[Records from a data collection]

========================================================================

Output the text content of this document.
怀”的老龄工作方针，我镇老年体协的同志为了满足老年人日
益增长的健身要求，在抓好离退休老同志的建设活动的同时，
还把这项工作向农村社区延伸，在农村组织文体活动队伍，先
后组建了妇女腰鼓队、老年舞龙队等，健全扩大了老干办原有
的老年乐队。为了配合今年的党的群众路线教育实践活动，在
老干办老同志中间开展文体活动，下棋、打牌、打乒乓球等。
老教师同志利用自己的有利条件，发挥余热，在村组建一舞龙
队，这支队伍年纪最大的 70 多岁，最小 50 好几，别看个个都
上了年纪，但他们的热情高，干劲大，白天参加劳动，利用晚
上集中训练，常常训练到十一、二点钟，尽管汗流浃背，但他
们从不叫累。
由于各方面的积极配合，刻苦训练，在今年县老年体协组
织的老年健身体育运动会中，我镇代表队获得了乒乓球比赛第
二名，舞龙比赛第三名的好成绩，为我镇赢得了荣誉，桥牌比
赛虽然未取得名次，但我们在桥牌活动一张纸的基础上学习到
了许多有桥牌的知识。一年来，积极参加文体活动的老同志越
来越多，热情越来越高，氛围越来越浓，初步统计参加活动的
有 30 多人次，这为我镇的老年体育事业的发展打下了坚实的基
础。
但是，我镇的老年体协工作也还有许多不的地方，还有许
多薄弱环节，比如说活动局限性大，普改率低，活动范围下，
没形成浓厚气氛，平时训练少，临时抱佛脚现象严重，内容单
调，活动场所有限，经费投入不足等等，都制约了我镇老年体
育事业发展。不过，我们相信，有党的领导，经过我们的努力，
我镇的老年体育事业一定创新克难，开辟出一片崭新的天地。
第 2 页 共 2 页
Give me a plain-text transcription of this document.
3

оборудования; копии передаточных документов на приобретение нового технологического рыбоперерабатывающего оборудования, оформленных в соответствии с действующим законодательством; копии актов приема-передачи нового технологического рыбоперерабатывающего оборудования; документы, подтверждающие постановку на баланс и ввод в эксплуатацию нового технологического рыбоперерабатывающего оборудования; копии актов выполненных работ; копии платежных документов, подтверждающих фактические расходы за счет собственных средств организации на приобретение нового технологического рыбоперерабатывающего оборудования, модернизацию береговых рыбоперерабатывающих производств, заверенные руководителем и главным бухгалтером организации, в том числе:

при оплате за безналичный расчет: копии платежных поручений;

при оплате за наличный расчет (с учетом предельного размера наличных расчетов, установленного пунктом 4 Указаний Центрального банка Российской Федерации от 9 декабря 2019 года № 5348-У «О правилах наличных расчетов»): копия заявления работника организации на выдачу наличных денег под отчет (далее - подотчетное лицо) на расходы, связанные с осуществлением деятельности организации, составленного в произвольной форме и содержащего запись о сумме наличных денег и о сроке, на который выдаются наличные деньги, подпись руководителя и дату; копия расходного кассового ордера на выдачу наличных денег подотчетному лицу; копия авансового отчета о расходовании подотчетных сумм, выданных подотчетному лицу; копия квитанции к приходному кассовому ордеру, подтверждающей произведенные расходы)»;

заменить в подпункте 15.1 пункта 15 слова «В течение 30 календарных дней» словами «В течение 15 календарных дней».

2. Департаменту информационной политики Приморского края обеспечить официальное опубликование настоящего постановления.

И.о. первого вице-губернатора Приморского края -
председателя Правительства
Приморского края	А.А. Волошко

========================================================================

Look through the lines above and collect those with the word "text".

» **CORRECT ANSWER**
Output the text content of this document.
Give me a plain-text transcription of this document.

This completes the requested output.